▸ **PROMPT**
Pull every line of the entries that has the word "this".

▸ **DATASET CONTENT**
.....

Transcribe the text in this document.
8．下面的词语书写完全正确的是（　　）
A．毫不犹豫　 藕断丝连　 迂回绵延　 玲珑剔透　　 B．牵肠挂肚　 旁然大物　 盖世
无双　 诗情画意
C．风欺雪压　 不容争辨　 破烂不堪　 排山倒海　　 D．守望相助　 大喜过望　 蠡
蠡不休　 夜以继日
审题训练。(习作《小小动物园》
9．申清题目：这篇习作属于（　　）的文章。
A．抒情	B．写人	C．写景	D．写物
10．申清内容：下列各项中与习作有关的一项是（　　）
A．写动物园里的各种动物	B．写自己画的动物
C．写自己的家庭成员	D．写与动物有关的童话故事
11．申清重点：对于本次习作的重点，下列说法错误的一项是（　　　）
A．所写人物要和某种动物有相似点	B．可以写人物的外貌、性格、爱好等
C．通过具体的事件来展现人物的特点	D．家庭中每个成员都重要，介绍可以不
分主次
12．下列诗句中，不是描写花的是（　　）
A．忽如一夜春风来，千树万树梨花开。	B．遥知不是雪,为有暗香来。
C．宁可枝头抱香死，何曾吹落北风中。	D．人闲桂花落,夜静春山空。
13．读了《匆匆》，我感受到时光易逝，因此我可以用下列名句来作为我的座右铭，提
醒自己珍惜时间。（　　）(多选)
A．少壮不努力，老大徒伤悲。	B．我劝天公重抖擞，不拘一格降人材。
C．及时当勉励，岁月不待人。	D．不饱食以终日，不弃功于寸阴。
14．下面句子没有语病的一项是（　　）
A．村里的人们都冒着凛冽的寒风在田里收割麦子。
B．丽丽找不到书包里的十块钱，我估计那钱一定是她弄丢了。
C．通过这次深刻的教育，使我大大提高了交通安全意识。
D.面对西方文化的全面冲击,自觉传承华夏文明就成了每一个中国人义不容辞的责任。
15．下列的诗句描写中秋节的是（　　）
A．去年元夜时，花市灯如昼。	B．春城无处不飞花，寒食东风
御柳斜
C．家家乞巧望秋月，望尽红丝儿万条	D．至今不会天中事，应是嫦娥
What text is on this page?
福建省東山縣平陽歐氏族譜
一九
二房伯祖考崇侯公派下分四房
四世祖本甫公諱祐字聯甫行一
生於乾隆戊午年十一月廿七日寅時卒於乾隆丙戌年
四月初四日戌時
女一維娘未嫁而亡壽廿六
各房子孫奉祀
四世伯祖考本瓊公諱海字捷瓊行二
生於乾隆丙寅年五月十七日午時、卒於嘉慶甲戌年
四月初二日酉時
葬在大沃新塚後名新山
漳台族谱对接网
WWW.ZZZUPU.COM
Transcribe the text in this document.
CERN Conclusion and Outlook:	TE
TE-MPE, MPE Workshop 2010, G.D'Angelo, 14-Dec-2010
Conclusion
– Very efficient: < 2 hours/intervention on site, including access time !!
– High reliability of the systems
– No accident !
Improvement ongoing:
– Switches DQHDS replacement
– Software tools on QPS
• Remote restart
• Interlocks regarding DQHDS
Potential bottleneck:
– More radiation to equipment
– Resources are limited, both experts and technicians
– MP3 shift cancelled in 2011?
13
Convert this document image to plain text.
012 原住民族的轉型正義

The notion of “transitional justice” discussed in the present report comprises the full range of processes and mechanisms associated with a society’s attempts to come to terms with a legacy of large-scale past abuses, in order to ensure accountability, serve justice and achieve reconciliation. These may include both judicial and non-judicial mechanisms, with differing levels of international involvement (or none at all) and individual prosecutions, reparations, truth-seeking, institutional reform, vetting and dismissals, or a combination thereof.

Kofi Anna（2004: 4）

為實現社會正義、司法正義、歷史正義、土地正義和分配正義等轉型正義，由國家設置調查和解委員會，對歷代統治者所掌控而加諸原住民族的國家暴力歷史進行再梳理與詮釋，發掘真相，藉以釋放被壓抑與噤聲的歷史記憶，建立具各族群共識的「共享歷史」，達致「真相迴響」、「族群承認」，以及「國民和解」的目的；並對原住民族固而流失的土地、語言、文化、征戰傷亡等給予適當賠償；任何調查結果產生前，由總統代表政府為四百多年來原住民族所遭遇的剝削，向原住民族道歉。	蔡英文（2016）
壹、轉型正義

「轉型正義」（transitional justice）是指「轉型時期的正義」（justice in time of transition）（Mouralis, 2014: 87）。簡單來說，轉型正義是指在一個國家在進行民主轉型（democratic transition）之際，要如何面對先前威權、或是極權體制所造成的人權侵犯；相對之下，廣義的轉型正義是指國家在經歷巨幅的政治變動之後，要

.....

▸ **COMPLETE RESPONSE**
Transcribe the text in this document.
What text is on this page?
Transcribe the text in this document.
Convert this document image to plain text.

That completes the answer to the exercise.